Jean-Louis Gagnon’s long pro-Soviet record has been the subject of many questions in the House of Commons over the years. Yet Gagnon has been appointed repeatedly to top-level positions such as Co-Chairman of the Bilingual and Biculturalism Commission, Director of the ill-fated information Canada, Ambassador to UNESCO, and finally Commissioner of the Canadian Radio & Television Commission (CRTC). On November 26,1979, John Gamble, M.P. (North York) asked these questions in the Commons (see Hansard, Nov. 26, 1979):

Mr. John Gamble [York North]: Mr. Speaker, my question is for the Secretary of State and Minister of Communications. Is the Secretary of State and Minister of Communications aware that a certain Jean-Louis Gagnon, as a member of the CRTC, was observed while in Paris by the French security forces in the company of a known KGB agent who was apprehended transmitting missile secrets to the U.S.S.R.?

Is he further aware that the said Jean-Louis Gagnon was a card-carrying member of the communist party and, if aware of these circumstances, does he consider it appropriate that this gentleman, occupying this sensitive position moulding communications policy, should retain his present position?

Hon. David MacDonald (Secretary of State and Minister of Communications): Mr. Speaker, I should point out that it is not as Secretary of State, but as Minister of Communications that I will be responsible for questions related to Mr. Gagnon. Accusations similar to what the hon. member has said have been made before. As I understand it, there is nothing in Mr. Gagnon’s career that would make him ineligible to serve on the CRTC. Indeed, he has given outstanding service on that body.

The Canadian Intelligence Service, in a special Supplement to its June 1960 issue, published a report I had prepared, carefully documenting this incredible case of Jean-Louis Gagnon. Following are excerpts:

Communist background and activities

I first met Gagnon in 1935 when we were both in the Valcartier Camp Unemployed Project. Gagnon was a member of the Young Communist League at that time, and had been sent there by Professor Stanley B. Ryerson, the editor of the Communist publication Clarté in Montreal. Ryerson was then known under the name of “Comrade E. Roger.” This was the same Ryerson who later became one of the top leaders of the Communist Party in Toronto and whose wife, Edna Ryerson, is a school trustee on the Toronto School Board. Ryerson had just returned from the famed Sorbonne University in France, and Gagnon became one of his many ‘prize’ recruits.

We came out of Valcartier Camp together and were prominent in organizing the Quebec City unemployed from 1935 to 1938. Quebec City newspapers of those years abound in descriptions of our meetings. Those were the days of the ‘Popular Front,’ and Gagnon succeeded in infiltrating the nationalistic separatist movement which centred around the publication La Nation (founded, incidentally, by Paul Bouchard, and not by Gagnon as Leese states in his article).

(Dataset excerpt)
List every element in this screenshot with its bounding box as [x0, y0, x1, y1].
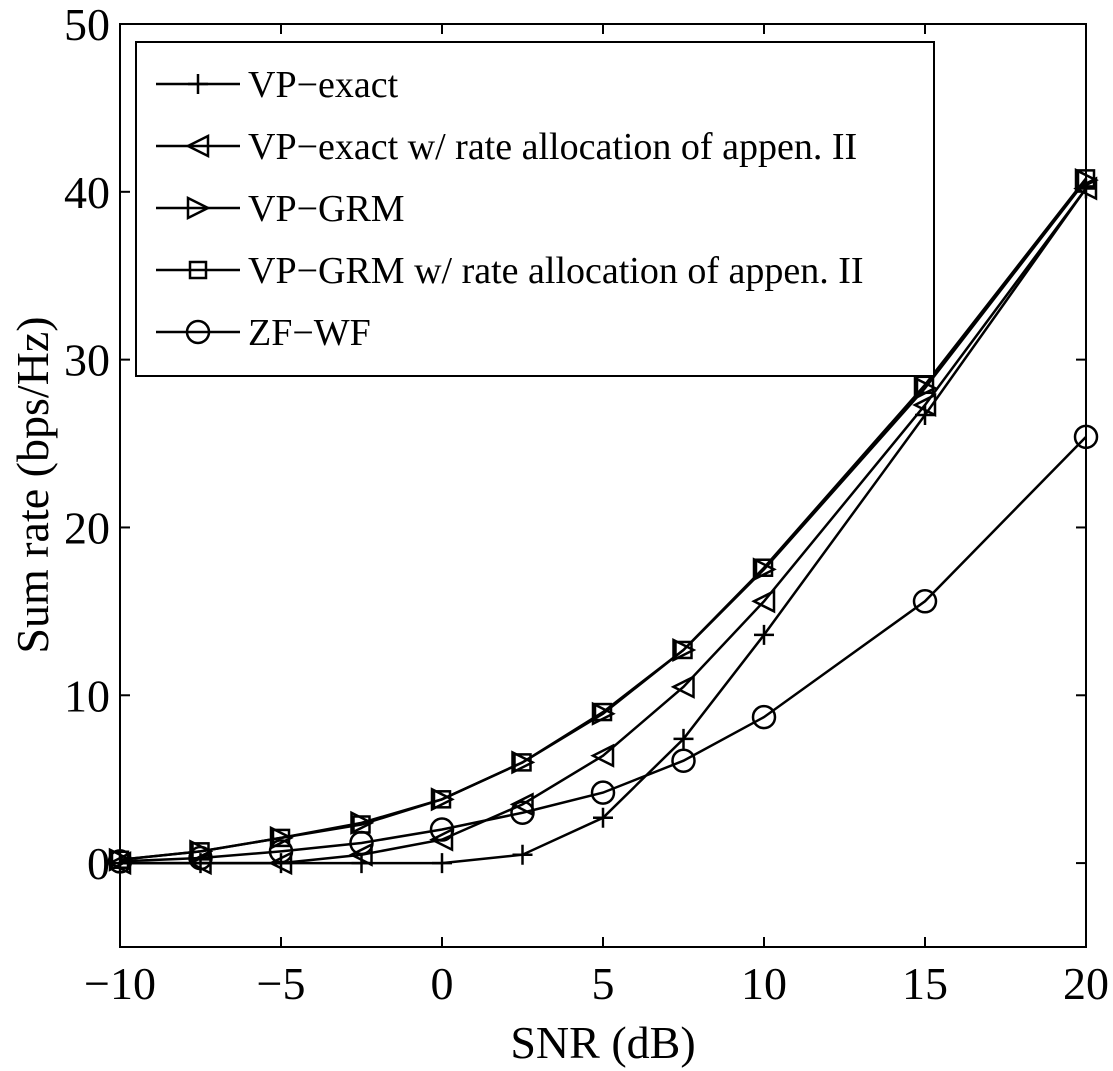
data-point	[512, 844, 533, 865]
series-layer	[107, 168, 1099, 876]
data-point	[671, 748, 696, 773]
legend-label: VP−GRM	[248, 188, 405, 230]
data-point	[672, 637, 697, 662]
data-point	[673, 728, 694, 749]
data-point	[674, 640, 693, 660]
data-point	[590, 743, 615, 768]
y-tick-label: 20	[64, 502, 110, 553]
legend-label: VP−exact	[248, 64, 399, 106]
data-point	[912, 589, 938, 614]
data-point	[271, 828, 291, 848]
legend-entry: VP−GRM w/ rate allocation of appen. II	[156, 250, 864, 292]
data-point	[348, 842, 373, 867]
x-tick-label: 5	[592, 958, 615, 1009]
data-point	[752, 557, 777, 582]
legend-box	[135, 41, 935, 377]
series-line	[119, 177, 1087, 861]
legend-entry: VP−exact	[156, 64, 399, 106]
legend-label: VP−GRM w/ rate allocation of appen. II	[248, 250, 864, 292]
data-point	[754, 558, 774, 577]
data-point	[350, 810, 375, 835]
legend-marker	[185, 319, 211, 345]
data-point	[269, 825, 294, 850]
data-point	[593, 807, 613, 828]
data-point	[510, 800, 535, 825]
data-point	[430, 787, 455, 812]
data-point	[509, 792, 534, 817]
data-point	[590, 780, 616, 805]
y-tick-label: 0	[87, 838, 110, 889]
x-tick-label: 20	[1063, 958, 1109, 1009]
legend-label: VP−exact w/ rate allocation of appen. II	[248, 126, 857, 168]
y-axis-title: Sum rate (bps/Hz)	[7, 316, 58, 653]
data-point	[268, 839, 294, 864]
x-tick-label: 15	[902, 958, 948, 1009]
data-point	[591, 701, 616, 726]
series-5	[107, 424, 1099, 874]
legend-marker	[185, 133, 210, 159]
legend-entry: VP−exact w/ rate allocation of appen. II	[156, 126, 857, 168]
data-point	[754, 624, 774, 645]
tick-layer: −10 −5 0 5 10 15 20 0 10 20 30 40 50	[64, 0, 1109, 1009]
data-point	[513, 753, 532, 772]
legend-entry: ZF−WF	[156, 312, 371, 354]
legend-marker	[188, 260, 208, 280]
legend-entry: VP−GRM	[156, 188, 405, 230]
legend-marker	[186, 195, 211, 221]
data-point	[429, 817, 455, 842]
y-tick-label: 40	[64, 167, 110, 218]
y-tick-label: 10	[64, 670, 110, 721]
legend-marker	[188, 74, 208, 94]
y-tick-label: 30	[64, 335, 110, 386]
legend-label: ZF−WF	[248, 312, 371, 354]
x-axis-title: SNR (dB)	[510, 1017, 695, 1068]
x-tick-label: 0	[431, 958, 454, 1009]
x-tick-label: −5	[257, 958, 306, 1009]
legend: VP−exact VP−exact w/ rate allocation of a…	[135, 41, 935, 377]
x-tick-label: −10	[84, 958, 156, 1009]
data-point	[268, 851, 293, 876]
data-point	[670, 674, 695, 699]
data-point	[593, 702, 613, 722]
series-line	[120, 187, 1088, 865]
series-line	[119, 435, 1087, 863]
y-tick-label: 50	[64, 0, 110, 50]
data-point	[751, 589, 776, 614]
data-point	[188, 845, 213, 871]
data-point	[432, 790, 452, 809]
data-point	[751, 704, 777, 730]
data-point	[429, 827, 454, 852]
x-tick-label: 10	[741, 958, 787, 1009]
data-point	[432, 853, 452, 874]
data-point	[349, 830, 374, 856]
data-point	[912, 392, 937, 417]
data-point	[511, 750, 536, 775]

→ **Short exercise**
Carry on the passage about Jean-Louis Gagnon from the point where it stops.

→ **Answer for the task**
Gagnon became Secretary-Treasurer of L’Union Nationale Ouvrière (UNO), an unemployed organization controlled by the Separatists in 1936-37. He was also writing in La Nation, and succeeded in creating a Communist cell of four members. And when this secret cell (code name “Politburo”) was exposed by Paul Bouchard, who accidentally found a document that one of the cell members had thoughtlessly forgotten, these four Reds and Gagnon were expelled publicly from La Nation as Communist infiltrators. All of these five were then in turn expelled from the UNO when they tried to ‘take over’ this unemployed organization. All of this is public knowledge and was published in newspapers in Quebec City at that time. Needless to say, the Gagnon group did not dare sue Bouchard for libel because he had the secret document in his possession, in which the conspiratorial activities of the Gagnon group along Communist infiltration lines was clearly outlined. During this time I was learning to speak French and was only a simple member of the UNO, but because I was identified with the Gagnon group I was also ‘expelled’ from the UNO.

“Infiltrate the ‘bourgeois’ press”

After the expulsion of Gagnon and the four other Reds from both La Nation and the UNO unemployed organization, we received the visit of Stanley B. Ryerson, Dave Kashtan and Emery Samuel, three top Commie ‘fonctionnaires.’ Ryerson analyzed the situation arising out of the failure to infiltrate the Separatist organization by the Quebec Communists, and it was then decided that Gagnon would infiltrate the ‘bourgeois’ press. And the next morning he was hired as a ‘reporter’ for Le Journal!

In 1939 when war was declared the Communist Party was outlawed and, following a preconceived plan, all of the Communists went ‘underground.’ However, Gagnon had succeeded so well in infiltrating the ‘bourgeois’ press that he became editor-in-chief of the now merged L’Évènement-Journal and received strict Communist Party orders to “play his role and avoid internment.” Leese conveniently forgets to mention that Gagnon only advocated a pro-war policy the same day the Soviet Union was attacked by Nazi Germany—and this in accordance with the acrobatic flip in the ‘party line’ which overnight changed the slogan “imperialist war” to “war of liberation.” During all these years I was in continual contact with Gagnon, either at meetings or through written correspondence when I was a union organizer in the Abitibi district in 1938-39. I knew Gagnon as a hidebound, blinkered Stalinist, a dues-paying member of both the Communist Party and the subsequent Labour Progressive Party which replaced the outlawed C.P. after 1942.

From 1935 to 1940 Gagnon had been involved in so many Red ‘fronts’ that he became a master of intrigue and duplicity. He could be a ‘respectable’ newspaper editor one day, and the next could arrange a secret meeting between Communist leader Tim Buck and gullible sympathizers of the Soviet cause from the ‘bourgeois’ Upper-Town. His many talents equipped him for such diverse tasks as trying to blow up the monument to the Boer War Veterans one night, and the next night blandly speaking about English Literature to a Kiwanis gathering.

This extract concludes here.